*DIRECTIVE*: Write out the full set of records below exactly.

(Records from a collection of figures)
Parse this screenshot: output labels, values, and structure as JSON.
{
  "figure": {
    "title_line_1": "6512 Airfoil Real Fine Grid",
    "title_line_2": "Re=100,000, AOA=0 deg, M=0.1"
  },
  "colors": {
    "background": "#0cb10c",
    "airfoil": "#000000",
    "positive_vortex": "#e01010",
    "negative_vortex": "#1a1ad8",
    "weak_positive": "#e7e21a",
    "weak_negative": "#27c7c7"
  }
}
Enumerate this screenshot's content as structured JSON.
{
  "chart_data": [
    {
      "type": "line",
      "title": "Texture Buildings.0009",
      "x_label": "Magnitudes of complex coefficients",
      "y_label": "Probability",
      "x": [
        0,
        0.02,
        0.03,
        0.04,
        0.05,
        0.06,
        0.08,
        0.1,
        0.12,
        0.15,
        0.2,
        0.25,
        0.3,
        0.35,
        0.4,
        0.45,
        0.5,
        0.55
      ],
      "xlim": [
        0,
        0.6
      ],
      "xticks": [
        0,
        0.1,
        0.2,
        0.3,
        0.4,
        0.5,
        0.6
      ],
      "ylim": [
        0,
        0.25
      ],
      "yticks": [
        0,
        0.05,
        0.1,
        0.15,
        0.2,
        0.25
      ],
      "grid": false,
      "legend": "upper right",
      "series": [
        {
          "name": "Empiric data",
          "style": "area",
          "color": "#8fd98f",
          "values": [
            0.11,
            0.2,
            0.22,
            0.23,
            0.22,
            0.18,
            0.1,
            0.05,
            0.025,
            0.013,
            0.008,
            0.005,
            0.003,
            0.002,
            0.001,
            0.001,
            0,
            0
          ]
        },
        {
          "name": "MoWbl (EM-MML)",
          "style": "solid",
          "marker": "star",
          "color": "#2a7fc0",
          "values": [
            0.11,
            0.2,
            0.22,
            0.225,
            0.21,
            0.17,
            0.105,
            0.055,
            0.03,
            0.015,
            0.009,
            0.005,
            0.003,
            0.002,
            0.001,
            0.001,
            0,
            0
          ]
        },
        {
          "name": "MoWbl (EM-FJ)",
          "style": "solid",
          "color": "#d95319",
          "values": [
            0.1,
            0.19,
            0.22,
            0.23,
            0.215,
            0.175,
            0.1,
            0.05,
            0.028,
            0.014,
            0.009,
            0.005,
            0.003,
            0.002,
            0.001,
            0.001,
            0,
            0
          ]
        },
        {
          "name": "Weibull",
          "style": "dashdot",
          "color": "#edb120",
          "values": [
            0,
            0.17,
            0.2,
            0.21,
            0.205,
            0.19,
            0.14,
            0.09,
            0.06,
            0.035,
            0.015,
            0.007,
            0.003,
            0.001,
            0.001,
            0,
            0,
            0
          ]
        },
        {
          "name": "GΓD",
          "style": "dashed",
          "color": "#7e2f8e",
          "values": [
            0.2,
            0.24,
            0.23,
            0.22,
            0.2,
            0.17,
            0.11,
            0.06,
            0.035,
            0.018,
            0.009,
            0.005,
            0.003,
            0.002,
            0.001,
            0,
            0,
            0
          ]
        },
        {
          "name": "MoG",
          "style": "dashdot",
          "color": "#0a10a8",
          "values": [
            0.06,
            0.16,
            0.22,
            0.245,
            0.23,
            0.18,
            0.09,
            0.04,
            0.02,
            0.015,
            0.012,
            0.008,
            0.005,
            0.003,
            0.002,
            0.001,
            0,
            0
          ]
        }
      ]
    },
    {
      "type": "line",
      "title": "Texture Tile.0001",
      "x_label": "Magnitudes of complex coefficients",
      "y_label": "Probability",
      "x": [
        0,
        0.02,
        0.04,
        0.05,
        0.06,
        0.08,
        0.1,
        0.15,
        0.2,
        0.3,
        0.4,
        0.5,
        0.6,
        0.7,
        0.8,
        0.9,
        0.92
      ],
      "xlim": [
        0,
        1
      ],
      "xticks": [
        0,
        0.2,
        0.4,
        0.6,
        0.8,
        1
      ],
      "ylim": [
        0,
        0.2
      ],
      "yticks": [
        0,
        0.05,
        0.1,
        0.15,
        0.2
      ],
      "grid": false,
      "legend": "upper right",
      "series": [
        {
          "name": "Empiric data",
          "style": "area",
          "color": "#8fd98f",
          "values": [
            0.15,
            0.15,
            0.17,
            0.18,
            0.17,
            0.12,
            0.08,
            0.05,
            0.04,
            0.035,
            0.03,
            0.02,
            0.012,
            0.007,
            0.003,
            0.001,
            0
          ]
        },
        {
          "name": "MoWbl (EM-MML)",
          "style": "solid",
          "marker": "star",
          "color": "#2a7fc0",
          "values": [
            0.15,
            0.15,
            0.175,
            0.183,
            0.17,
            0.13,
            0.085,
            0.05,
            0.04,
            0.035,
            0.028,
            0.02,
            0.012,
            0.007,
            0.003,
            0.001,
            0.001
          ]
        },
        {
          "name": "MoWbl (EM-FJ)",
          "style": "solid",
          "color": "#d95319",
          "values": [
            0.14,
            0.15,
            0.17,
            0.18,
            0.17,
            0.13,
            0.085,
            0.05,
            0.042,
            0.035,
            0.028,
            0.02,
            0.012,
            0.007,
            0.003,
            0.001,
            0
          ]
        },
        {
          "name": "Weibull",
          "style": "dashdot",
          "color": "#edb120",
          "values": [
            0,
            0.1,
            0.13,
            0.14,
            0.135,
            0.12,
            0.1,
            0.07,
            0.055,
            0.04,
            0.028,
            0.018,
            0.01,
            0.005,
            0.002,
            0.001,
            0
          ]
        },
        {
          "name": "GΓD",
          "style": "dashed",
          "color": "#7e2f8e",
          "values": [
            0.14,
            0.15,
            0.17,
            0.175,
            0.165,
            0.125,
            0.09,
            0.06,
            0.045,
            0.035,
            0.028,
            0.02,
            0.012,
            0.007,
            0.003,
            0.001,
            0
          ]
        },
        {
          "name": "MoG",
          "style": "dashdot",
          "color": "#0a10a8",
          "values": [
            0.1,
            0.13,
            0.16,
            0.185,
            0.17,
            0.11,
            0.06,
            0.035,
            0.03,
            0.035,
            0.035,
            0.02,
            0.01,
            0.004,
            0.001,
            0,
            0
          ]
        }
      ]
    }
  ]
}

*SOLUTION TO THIS PROBLEM*:
Parse this screenshot: output labels, values, and structure as JSON.
{
  "figure": {
    "title_line_1": "6512 Airfoil Real Fine Grid",
    "title_line_2": "Re=100,000, AOA=0 deg, M=0.1"
  },
  "colors": {
    "background": "#0cb10c",
    "airfoil": "#000000",
    "positive_vortex": "#e01010",
    "negative_vortex": "#1a1ad8",
    "weak_positive": "#e7e21a",
    "weak_negative": "#27c7c7"
  }
}
Enumerate this screenshot's content as structured JSON.
{
  "chart_data": [
    {
      "type": "line",
      "title": "Texture Buildings.0009",
      "x_label": "Magnitudes of complex coefficients",
      "y_label": "Probability",
      "x": [
        0,
        0.02,
        0.03,
        0.04,
        0.05,
        0.06,
        0.08,
        0.1,
        0.12,
        0.15,
        0.2,
        0.25,
        0.3,
        0.35,
        0.4,
        0.45,
        0.5,
        0.55
      ],
      "xlim": [
        0,
        0.6
      ],
      "xticks": [
        0,
        0.1,
        0.2,
        0.3,
        0.4,
        0.5,
        0.6
      ],
      "ylim": [
        0,
        0.25
      ],
      "yticks": [
        0,
        0.05,
        0.1,
        0.15,
        0.2,
        0.25
      ],
      "grid": false,
      "legend": "upper right",
      "series": [
        {
          "name": "Empiric data",
          "style": "area",
          "color": "#8fd98f",
          "values": [
            0.11,
            0.2,
            0.22,
            0.23,
            0.22,
            0.18,
            0.1,
            0.05,
            0.025,
            0.013,
            0.008,
            0.005,
            0.003,
            0.002,
            0.001,
            0.001,
            0,
            0
          ]
        },
        {
          "name": "MoWbl (EM-MML)",
          "style": "solid",
          "marker": "star",
          "color": "#2a7fc0",
          "values": [
            0.11,
            0.2,
            0.22,
            0.225,
            0.21,
            0.17,
            0.105,
            0.055,
            0.03,
            0.015,
            0.009,
            0.005,
            0.003,
            0.002,
            0.001,
            0.001,
            0,
            0
          ]
        },
        {
          "name": "MoWbl (EM-FJ)",
          "style": "solid",
          "color": "#d95319",
          "values": [
            0.1,
            0.19,
            0.22,
            0.23,
            0.215,
            0.175,
            0.1,
            0.05,
            0.028,
            0.014,
            0.009,
            0.005,
            0.003,
            0.002,
            0.001,
            0.001,
            0,
            0
          ]
        },
        {
          "name": "Weibull",
          "style": "dashdot",
          "color": "#edb120",
          "values": [
            0,
            0.17,
            0.2,
            0.21,
            0.205,
            0.19,
            0.14,
            0.09,
            0.06,
            0.035,
            0.015,
            0.007,
            0.003,
            0.001,
            0.001,
            0,
            0,
            0
          ]
        },
        {
          "name": "GΓD",
          "style": "dashed",
          "color": "#7e2f8e",
          "values": [
            0.2,
            0.24,
            0.23,
            0.22,
            0.2,
            0.17,
            0.11,
            0.06,
            0.035,
            0.018,
            0.009,
            0.005,
            0.003,
            0.002,
            0.001,
            0,
            0,
            0
          ]
        },
        {
          "name": "MoG",
          "style": "dashdot",
          "color": "#0a10a8",
          "values": [
            0.06,
            0.16,
            0.22,
            0.245,
            0.23,
            0.18,
            0.09,
            0.04,
            0.02,
            0.015,
            0.012,
            0.008,
            0.005,
            0.003,
            0.002,
            0.001,
            0,
            0
          ]
        }
      ]
    },
    {
      "type": "line",
      "title": "Texture Tile.0001",
      "x_label": "Magnitudes of complex coefficients",
      "y_label": "Probability",
      "x": [
        0,
        0.02,
        0.04,
        0.05,
        0.06,
        0.08,
        0.1,
        0.15,
        0.2,
        0.3,
        0.4,
        0.5,
        0.6,
        0.7,
        0.8,
        0.9,
        0.92
      ],
      "xlim": [
        0,
        1
      ],
      "xticks": [
        0,
        0.2,
        0.4,
        0.6,
        0.8,
        1
      ],
      "ylim": [
        0,
        0.2
      ],
      "yticks": [
        0,
        0.05,
        0.1,
        0.15,
        0.2
      ],
      "grid": false,
      "legend": "upper right",
      "series": [
        {
          "name": "Empiric data",
          "style": "area",
          "color": "#8fd98f",
          "values": [
            0.15,
            0.15,
            0.17,
            0.18,
            0.17,
            0.12,
            0.08,
            0.05,
            0.04,
            0.035,
            0.03,
            0.02,
            0.012,
            0.007,
            0.003,
            0.001,
            0
          ]
        },
        {
          "name": "MoWbl (EM-MML)",
          "style": "solid",
          "marker": "star",
          "color": "#2a7fc0",
          "values": [
            0.15,
            0.15,
            0.175,
            0.183,
            0.17,
            0.13,
            0.085,
            0.05,
            0.04,
            0.035,
            0.028,
            0.02,
            0.012,
            0.007,
            0.003,
            0.001,
            0.001
          ]
        },
        {
          "name": "MoWbl (EM-FJ)",
          "style": "solid",
          "color": "#d95319",
          "values": [
            0.14,
            0.15,
            0.17,
            0.18,
            0.17,
            0.13,
            0.085,
            0.05,
            0.042,
            0.035,
            0.028,
            0.02,
            0.012,
            0.007,
            0.003,
            0.001,
            0
          ]
        },
        {
          "name": "Weibull",
          "style": "dashdot",
          "color": "#edb120",
          "values": [
            0,
            0.1,
            0.13,
            0.14,
            0.135,
            0.12,
            0.1,
            0.07,
            0.055,
            0.04,
            0.028,
            0.018,
            0.01,
            0.005,
            0.002,
            0.001,
            0
          ]
        },
        {
          "name": "GΓD",
          "style": "dashed",
          "color": "#7e2f8e",
          "values": [
            0.14,
            0.15,
            0.17,
            0.175,
            0.165,
            0.125,
            0.09,
            0.06,
            0.045,
            0.035,
            0.028,
            0.02,
            0.012,
            0.007,
            0.003,
            0.001,
            0
          ]
        },
        {
          "name": "MoG",
          "style": "dashdot",
          "color": "#0a10a8",
          "values": [
            0.1,
            0.13,
            0.16,
            0.185,
            0.17,
            0.11,
            0.06,
            0.035,
            0.03,
            0.035,
            0.035,
            0.02,
            0.01,
            0.004,
            0.001,
            0,
            0
          ]
        }
      ]
    }
  ]
}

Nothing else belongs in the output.